## PROVIDED TEXT
Candlewick Street Ward

Introduction

Candlewick Street Ward is west of Bridge Within Ward. Its main street is Candlewick Street (Stow 1633, sig. X3v).
1720: Blome’s Map of Candlewick Street Ward and Langbourn Ward. Image courtesy of British Library Crace Collection. 
                        © British Library Board; Maps Crace Port. 8.29
1720: Blome’s Map of Candlewick Street Ward and Langbourn Ward. Image courtesy of British Library Crace Collection. © British Library Board; Maps Crace Port. 8.29

Links to Chapters in the Survey of London

Watercolour painting of the alderman and deputy in charge of Candlewick Street Ward by Hugh Alley. Image courtesy of the Folger Digital Image Collection.
Watercolour painting of the alderman and deputy in charge of Candlewick Street Ward by Hugh Alley. Image courtesy of the Folger Digital Image Collection.

1603 Description of Ward Boundaries

The following diplomatic transcription of the opening paragraph(s) of the 1603 chapter on this ward will eventually be subsumed into the MoEML edition of the 1603 Survey.1 Each ward chapter opens with a narrative circumnavigation of the ward—a verbal beating of the bounds that MoEML first transcribed in 2004 and later used to facilitate the drawing of approximate ward boundaries on our edition of the Agas map. Source: John Stow, A Survey of London (London, 1603; STC #23343).
CAndlewicke ſtreete, or Candlewright ſtreete warde, beginneth at the Eaſt end of great Eaſtcheape, it paſſeth weſt through Eaſtcheape to Candlewright ſtreete, and through the ſame downe to the north ende of Suffolke lane, on the ſouth ſide, and downe that lane by the weſt ende of ſaint Laurence Churchyard, which is the fartheſt weſt part of that ward. The ſtreete of great Eaſtcheape is ſo called of the Market there kept, in the Eaſt part of the Citie, as Weſt Cheape is a Market ſo called of being in the Weſt.

## DATA IN THIS EXERCISE
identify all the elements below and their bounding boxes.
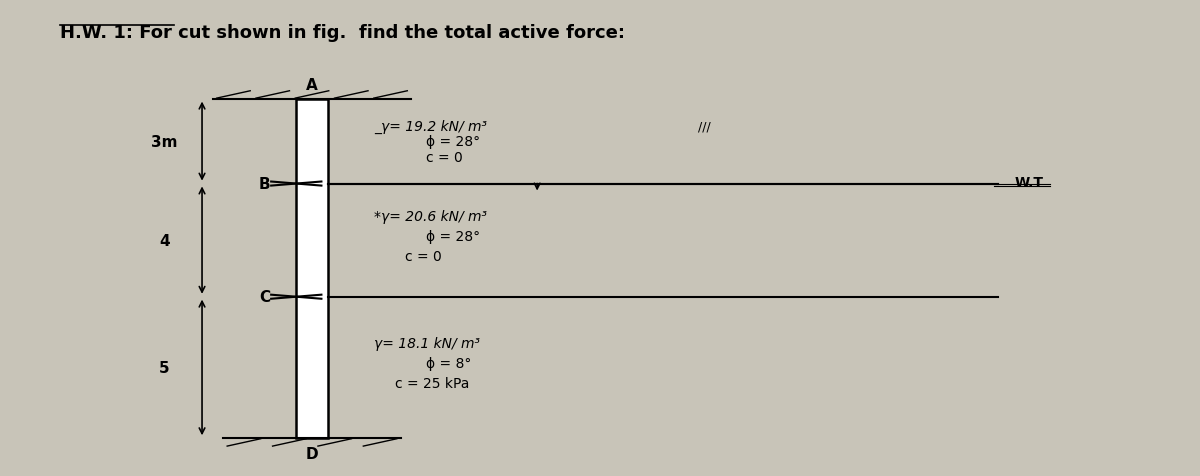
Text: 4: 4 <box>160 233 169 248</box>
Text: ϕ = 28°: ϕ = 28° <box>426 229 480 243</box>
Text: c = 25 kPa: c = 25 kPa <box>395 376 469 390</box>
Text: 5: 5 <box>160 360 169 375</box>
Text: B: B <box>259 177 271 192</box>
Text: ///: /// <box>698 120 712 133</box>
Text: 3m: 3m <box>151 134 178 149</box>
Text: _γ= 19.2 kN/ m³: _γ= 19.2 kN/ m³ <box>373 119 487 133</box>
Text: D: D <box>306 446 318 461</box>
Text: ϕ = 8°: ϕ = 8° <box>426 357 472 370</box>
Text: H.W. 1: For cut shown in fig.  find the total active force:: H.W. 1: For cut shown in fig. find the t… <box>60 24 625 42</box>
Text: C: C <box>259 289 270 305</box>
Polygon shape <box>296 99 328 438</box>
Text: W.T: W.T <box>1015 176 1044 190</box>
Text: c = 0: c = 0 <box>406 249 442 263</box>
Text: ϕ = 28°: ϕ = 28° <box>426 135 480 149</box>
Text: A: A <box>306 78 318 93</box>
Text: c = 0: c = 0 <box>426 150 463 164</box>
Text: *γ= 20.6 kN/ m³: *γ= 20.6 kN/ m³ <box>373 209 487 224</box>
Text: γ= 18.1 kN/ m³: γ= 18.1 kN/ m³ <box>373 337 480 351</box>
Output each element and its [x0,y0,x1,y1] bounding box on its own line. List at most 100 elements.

## JOBS
[A] According to the Candlewick Street Ward text, which ward lies east of Candlewick Street Ward?
[B] In the records, update the lines starting at the one containing "Text: 4: 4 <box>160 233 169 248</box>" and ending at the one containing "Text: D: D <box>306 446 318 461</box>" by changing "25 kPa" to "30 kPa" and leaving everything else as it is. Return only those lines.

## ANSWERS TO THE EXERCISE
[A] Bridge Within Ward.

[B]
Text: 4: 4 <box>160 233 169 248</box>
Text: ϕ = 28°: ϕ = 28° <box>426 229 480 243</box>
Text: c = 30 kPa: c = 30 kPa <box>395 376 469 390</box>
Text: 5: 5 <box>160 360 169 375</box>
Text: B: B <box>259 177 271 192</box>
Text: ///: /// <box>698 120 712 133</box>
Text: 3m: 3m <box>151 134 178 149</box>
Text: _γ= 19.2 kN/ m³: _γ= 19.2 kN/ m³ <box>373 119 487 133</box>
Text: D: D <box>306 446 318 461</box>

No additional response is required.